## What is required
Write out each line that follows exactly as it stands, without the pictures.

## Data entries

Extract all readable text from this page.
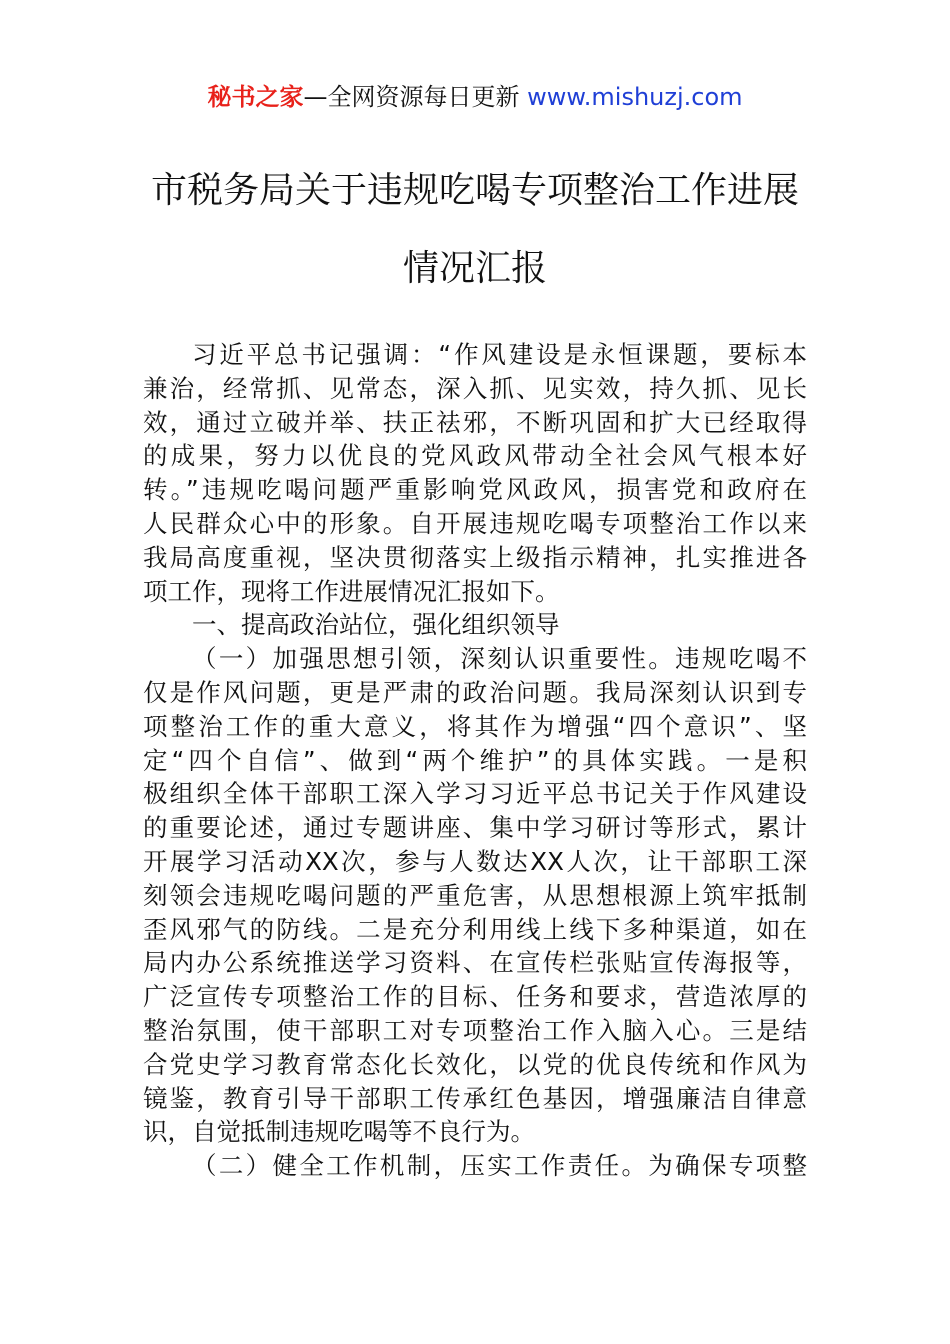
秘书之家—全网资源每日更新 www.mishuzj.com
市税务局关于违规吃喝专项整治工作进展
情况汇报
习近平总书记强调：“作风建设是永恒课题，要标本
兼治，经常抓、见常态，深入抓、见实效，持久抓、见长
效，通过立破并举、扶正祛邪，不断巩固和扩大已经取得
的成果，努力以优良的党风政风带动全社会风气根本好
转。”违规吃喝问题严重影响党风政风，损害党和政府在
人民群众心中的形象。自开展违规吃喝专项整治工作以来
我局高度重视，坚决贯彻落实上级指示精神，扎实推进各
项工作，现将工作进展情况汇报如下。
一、提高政治站位，强化组织领导
（一）加强思想引领，深刻认识重要性。违规吃喝不
仅是作风问题，更是严肃的政治问题。我局深刻认识到专
项整治工作的重大意义，将其作为增强“四个意识”、坚
定“四个自信”、做到“两个维护”的具体实践。一是积
极组织全体干部职工深入学习习近平总书记关于作风建设
的重要论述，通过专题讲座、集中学习研讨等形式，累计
开展学习活动XX次，参与人数达XX人次，让干部职工深
刻领会违规吃喝问题的严重危害，从思想根源上筑牢抵制
歪风邪气的防线。二是充分利用线上线下多种渠道，如在
局内办公系统推送学习资料、在宣传栏张贴宣传海报等，
广泛宣传专项整治工作的目标、任务和要求，营造浓厚的
整治氛围，使干部职工对专项整治工作入脑入心。三是结
合党史学习教育常态化长效化，以党的优良传统和作风为
镜鉴，教育引导干部职工传承红色基因，增强廉洁自律意
识，自觉抵制违规吃喝等不良行为。
（二）健全工作机制，压实工作责任。为确保专项整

## Response for this exercise
Extract all readable text from this page.
秘书之家—全网资源每日更新 www.mishuzj.com
市税务局关于违规吃喝专项整治工作进展
情况汇报
习近平总书记强调：“作风建设是永恒课题，要标本
兼治，经常抓、见常态，深入抓、见实效，持久抓、见长
效，通过立破并举、扶正祛邪，不断巩固和扩大已经取得
的成果，努力以优良的党风政风带动全社会风气根本好
转。”违规吃喝问题严重影响党风政风，损害党和政府在
人民群众心中的形象。自开展违规吃喝专项整治工作以来
我局高度重视，坚决贯彻落实上级指示精神，扎实推进各
项工作，现将工作进展情况汇报如下。
一、提高政治站位，强化组织领导
（一）加强思想引领，深刻认识重要性。违规吃喝不
仅是作风问题，更是严肃的政治问题。我局深刻认识到专
项整治工作的重大意义，将其作为增强“四个意识”、坚
定“四个自信”、做到“两个维护”的具体实践。一是积
极组织全体干部职工深入学习习近平总书记关于作风建设
的重要论述，通过专题讲座、集中学习研讨等形式，累计
开展学习活动XX次，参与人数达XX人次，让干部职工深
刻领会违规吃喝问题的严重危害，从思想根源上筑牢抵制
歪风邪气的防线。二是充分利用线上线下多种渠道，如在
局内办公系统推送学习资料、在宣传栏张贴宣传海报等，
广泛宣传专项整治工作的目标、任务和要求，营造浓厚的
整治氛围，使干部职工对专项整治工作入脑入心。三是结
合党史学习教育常态化长效化，以党的优良传统和作风为
镜鉴，教育引导干部职工传承红色基因，增强廉洁自律意
识，自觉抵制违规吃喝等不良行为。
（二）健全工作机制，压实工作责任。为确保专项整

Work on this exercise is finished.